* [Work to complete]
Gather up every line that includes the string "Dahl".

* [Data excerpts]

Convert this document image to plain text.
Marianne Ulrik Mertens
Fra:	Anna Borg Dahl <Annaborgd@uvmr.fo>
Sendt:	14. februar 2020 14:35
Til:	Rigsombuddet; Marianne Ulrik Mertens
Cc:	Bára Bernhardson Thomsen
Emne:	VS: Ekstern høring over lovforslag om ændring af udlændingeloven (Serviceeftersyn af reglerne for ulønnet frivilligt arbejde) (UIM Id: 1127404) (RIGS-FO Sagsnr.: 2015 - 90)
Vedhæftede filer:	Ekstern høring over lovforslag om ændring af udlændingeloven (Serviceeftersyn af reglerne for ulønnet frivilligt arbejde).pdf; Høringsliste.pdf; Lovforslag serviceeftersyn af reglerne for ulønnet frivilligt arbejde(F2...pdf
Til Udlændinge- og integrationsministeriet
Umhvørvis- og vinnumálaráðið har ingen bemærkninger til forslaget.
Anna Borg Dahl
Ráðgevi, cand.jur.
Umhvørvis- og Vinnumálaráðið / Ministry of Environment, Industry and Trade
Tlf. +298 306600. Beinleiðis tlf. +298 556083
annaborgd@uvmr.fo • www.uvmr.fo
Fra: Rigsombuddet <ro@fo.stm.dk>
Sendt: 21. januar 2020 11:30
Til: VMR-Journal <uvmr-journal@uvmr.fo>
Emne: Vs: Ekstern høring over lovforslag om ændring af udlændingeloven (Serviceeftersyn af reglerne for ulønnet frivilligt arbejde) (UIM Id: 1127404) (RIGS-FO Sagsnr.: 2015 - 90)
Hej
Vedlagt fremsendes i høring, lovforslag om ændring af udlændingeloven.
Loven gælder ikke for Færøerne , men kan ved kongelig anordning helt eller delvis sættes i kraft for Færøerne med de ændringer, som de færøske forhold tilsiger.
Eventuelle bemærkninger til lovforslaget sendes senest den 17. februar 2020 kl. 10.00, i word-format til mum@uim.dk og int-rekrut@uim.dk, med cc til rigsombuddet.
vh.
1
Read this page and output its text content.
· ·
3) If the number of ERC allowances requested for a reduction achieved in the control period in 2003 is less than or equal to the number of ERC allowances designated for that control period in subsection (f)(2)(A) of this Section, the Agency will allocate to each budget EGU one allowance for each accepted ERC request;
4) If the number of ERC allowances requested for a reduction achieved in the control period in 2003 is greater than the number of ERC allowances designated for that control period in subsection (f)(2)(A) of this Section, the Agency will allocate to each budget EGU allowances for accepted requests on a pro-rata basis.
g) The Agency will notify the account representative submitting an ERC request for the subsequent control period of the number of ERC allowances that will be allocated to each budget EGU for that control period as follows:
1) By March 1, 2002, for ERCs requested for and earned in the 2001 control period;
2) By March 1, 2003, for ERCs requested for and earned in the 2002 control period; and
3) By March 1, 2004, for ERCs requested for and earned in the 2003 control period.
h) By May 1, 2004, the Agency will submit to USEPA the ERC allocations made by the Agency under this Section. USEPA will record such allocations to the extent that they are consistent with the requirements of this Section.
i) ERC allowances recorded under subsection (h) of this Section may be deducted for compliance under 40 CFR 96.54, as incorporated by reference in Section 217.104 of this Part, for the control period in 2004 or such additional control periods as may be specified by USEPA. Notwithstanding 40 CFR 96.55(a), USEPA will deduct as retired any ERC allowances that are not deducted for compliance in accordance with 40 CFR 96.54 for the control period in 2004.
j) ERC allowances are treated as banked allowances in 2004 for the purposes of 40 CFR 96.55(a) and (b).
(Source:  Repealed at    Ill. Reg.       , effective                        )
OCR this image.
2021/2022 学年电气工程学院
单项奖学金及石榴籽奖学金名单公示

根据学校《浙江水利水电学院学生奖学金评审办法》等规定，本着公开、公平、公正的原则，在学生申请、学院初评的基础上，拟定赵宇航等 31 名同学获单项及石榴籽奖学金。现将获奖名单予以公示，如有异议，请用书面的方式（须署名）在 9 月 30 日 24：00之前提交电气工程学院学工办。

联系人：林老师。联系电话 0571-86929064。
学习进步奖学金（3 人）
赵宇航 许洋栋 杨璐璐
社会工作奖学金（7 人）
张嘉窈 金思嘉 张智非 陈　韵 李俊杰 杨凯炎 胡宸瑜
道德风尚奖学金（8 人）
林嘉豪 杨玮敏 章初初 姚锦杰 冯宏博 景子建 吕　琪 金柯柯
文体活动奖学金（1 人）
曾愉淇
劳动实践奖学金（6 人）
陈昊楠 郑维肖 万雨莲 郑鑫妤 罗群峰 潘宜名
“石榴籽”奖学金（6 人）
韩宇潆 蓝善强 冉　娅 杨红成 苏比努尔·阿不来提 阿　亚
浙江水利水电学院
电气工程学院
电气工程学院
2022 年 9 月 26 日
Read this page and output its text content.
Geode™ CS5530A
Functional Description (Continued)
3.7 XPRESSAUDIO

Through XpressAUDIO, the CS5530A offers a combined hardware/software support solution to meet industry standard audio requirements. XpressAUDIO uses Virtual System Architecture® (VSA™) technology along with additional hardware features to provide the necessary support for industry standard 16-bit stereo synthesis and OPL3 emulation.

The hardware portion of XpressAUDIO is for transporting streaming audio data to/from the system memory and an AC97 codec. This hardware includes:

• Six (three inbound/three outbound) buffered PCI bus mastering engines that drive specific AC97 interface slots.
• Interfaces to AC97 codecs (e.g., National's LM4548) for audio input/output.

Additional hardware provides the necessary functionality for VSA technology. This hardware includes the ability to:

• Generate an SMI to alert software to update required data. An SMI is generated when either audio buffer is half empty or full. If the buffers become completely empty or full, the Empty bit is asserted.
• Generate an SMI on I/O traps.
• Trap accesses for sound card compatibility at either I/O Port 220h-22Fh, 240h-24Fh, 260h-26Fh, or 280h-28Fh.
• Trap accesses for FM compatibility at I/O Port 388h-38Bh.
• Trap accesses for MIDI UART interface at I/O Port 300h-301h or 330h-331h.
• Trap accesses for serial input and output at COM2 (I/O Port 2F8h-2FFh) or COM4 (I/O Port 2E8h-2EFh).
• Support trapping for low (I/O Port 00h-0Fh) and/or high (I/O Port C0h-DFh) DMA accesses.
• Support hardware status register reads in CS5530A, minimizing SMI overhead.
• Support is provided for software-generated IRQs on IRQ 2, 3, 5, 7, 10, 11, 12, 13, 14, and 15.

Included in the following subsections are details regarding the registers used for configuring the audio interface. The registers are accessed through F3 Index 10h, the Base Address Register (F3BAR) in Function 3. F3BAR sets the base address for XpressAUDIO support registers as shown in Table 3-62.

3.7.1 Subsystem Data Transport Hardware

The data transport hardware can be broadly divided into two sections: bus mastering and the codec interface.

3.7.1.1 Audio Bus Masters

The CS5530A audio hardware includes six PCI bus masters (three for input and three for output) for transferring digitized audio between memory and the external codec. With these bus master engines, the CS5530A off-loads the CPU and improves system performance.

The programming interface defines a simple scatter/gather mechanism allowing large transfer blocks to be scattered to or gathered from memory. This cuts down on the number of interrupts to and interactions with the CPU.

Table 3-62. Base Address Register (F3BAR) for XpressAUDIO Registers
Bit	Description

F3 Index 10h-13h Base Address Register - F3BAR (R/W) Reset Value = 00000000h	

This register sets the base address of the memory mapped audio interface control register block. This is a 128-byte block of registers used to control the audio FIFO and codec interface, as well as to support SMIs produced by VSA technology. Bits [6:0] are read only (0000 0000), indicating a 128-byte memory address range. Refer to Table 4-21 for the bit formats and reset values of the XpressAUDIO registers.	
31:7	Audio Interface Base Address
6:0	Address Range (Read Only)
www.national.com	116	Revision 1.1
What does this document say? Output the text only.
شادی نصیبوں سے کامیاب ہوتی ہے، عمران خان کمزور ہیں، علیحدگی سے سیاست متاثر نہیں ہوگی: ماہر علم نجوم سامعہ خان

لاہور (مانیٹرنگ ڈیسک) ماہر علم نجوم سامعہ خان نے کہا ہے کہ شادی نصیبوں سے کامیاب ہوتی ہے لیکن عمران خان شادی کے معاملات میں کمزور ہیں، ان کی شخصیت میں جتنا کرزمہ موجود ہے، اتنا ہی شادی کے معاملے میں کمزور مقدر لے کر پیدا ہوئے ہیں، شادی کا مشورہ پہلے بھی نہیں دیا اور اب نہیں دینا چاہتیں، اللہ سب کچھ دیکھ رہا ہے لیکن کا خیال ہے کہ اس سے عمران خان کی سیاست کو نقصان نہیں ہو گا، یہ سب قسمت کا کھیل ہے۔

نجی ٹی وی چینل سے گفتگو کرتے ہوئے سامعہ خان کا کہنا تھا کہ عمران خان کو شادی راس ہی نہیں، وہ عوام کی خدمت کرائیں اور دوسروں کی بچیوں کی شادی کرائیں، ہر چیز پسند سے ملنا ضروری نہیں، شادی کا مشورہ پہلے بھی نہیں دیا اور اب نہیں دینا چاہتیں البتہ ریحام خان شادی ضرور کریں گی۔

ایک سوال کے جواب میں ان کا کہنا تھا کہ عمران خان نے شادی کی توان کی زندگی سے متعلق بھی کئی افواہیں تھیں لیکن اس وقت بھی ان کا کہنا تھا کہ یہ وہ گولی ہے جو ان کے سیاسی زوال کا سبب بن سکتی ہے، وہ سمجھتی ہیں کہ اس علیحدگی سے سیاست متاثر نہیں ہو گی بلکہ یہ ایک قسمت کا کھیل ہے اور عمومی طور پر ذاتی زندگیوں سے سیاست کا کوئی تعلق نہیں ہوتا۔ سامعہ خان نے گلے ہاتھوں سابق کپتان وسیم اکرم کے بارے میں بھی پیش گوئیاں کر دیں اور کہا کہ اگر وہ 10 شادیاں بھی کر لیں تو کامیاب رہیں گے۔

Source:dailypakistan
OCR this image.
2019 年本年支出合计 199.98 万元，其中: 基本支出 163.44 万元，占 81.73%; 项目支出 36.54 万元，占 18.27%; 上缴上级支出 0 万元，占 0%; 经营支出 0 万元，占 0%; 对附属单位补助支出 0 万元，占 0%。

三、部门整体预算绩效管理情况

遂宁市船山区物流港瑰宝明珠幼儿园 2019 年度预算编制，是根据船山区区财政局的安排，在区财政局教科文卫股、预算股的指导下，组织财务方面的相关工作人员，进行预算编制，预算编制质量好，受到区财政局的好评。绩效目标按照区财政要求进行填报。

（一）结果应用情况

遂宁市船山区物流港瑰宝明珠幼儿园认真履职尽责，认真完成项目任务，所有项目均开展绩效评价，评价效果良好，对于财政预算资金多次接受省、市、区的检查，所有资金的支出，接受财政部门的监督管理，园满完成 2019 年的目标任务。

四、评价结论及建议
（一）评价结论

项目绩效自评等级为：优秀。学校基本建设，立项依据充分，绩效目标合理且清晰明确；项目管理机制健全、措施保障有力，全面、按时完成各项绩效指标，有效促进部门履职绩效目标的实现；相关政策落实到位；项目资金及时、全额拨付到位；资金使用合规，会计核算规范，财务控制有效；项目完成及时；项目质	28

* [Problem solution]
Fra:	Anna Borg Dahl <Annaborgd@uvmr.fo>
Anna Borg Dahl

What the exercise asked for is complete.